Actions to take ▸
A – Answer these about the book review:
(i) For how many years did Hicok run his automotive die design business in Ann Arbor?
(ii) What is the title of the prose poem that has another poem in the middle of it?
(iii) What is the dog in "My faith-based initiative" called?
B – Reproduce the part of the book review starting with "Though not entirely" and going on through "of emotional connectedness.".

[BEGIN Text extract]

A Review of This Clumsy Living by, Bob Hicok (2007, University of Pittsburgh Press)
Bob Hicok was born in 1960 and is one of the strongest, most ambitious voices in contemporary American poetry. He has written four previous books, all to wide critical acclaim. Before entering academia he owned and operated a successful automotive die design business in Ann Arbor for 17 years. He has won more than his share of prizes some of which include two Pushcart Prizes, an NEA Fellowship, three appearances in Best American Poetry, and the Jerome J. Shestack Prize for the best poems published in American Poetry Review. This Clumsy Living explores the real (though not always tangible) world. The body and its ailments is a recurring theme that comes up not in reference to the poet himself, but those close to him (father, wife). It is not only in this sense that these are poems of the body; the poems are deeply rooted in the physical – they are rooted in being.
In Bob Hicok’s fifth and arguably most ambitious book of poems we see bits and pieces of his previous four books with a strengthened sense of freedom of tone, style, form, and subject matter. With the wild temperament of Animal Soul and the seriousness Plus Shipping and The Legend of Light as well as the sly narratives of Insomnia Diary Hicok pushes up against his own limitations and imagination. He is in no way tied down to himself. In fact, there is a constant push in this book; a push for more gut-experiments, more brain-gazes.
Though not entirely without sentiment, these poems are anything but sentimental. They are present; connected to the gravity of real life. Humor is not the gasoline running this engine – it is the balm soothing reality’s tough skin. Below all the funnyness Hicok employs, there is a strong sense of emotional connectedness.
In this collection, Hicok employs the prose poem and the long poem in ways that he has not in the past. He goes so far with his (arguably) successful experiment “A poem with a poem in its belly” which is literally just that: a (prose) poem with a another poem in the middle of it. One could say he is writing “brain-and-guts poems” or intellectual poems of the body.
In Hicok’s stunning long poem, “My faith-based initiative” he connects his own grappling with faith and love as well as his “shit-eating dog, Hegel” named for eating “a few pages/ of Hegel as a puppy” to checking his e-mail where he finds a message from his friend: “yesterday a rocket, from his stomach he saw a house/ become where a house had been, birth of absence”. This makes for an interesting and very humanistic portrayal of war in many different ways in which it can happen. The only distance between the speaker and the subject is wonder.
He continues in the same poem to say “the true flesh of thinking/ is feeling” – a sentiment that echoes throughout the collection and the majority of Hicok’s work. No matter how far out he lets his mind go, his body is never far behind. Urgency is important as the speaker says “I will insist it is the same time/ everywhere”.

[END Text extract]
[BEGIN Stored data]

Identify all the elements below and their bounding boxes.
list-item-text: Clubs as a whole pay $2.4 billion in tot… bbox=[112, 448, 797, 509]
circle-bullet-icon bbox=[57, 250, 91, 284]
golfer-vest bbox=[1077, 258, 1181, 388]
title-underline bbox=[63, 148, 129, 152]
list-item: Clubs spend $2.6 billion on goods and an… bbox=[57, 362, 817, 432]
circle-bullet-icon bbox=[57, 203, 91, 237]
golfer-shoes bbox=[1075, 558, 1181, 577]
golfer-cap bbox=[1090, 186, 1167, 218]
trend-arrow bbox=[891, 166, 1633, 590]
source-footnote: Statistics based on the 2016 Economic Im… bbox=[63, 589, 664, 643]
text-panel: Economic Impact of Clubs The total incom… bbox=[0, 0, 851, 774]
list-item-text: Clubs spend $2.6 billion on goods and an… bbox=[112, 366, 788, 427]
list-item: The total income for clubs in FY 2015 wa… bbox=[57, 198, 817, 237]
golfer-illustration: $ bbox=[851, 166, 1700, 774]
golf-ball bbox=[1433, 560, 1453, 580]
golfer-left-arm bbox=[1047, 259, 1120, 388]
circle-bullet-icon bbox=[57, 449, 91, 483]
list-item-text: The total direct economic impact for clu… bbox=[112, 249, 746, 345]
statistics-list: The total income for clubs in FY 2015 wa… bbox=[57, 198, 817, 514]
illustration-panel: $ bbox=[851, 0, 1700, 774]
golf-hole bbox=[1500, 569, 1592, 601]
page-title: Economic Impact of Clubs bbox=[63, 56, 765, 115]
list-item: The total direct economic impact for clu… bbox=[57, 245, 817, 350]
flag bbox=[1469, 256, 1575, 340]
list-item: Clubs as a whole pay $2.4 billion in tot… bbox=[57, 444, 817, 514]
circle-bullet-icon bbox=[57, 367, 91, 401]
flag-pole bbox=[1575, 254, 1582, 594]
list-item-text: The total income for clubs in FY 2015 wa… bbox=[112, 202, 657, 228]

[END Stored data]

Responses for each task ▸
A –
(i) 17 years
(ii) "A poem with a poem in its belly"
(iii) Hegel

B –
Though not entirely without sentiment, these poems are anything but sentimental. They are present; connected to the gravity of real life. Humor is not the gasoline running this engine – it is the balm soothing reality’s tough skin. Below all the funnyness Hicok employs, there is a strong sense of emotional connectedness.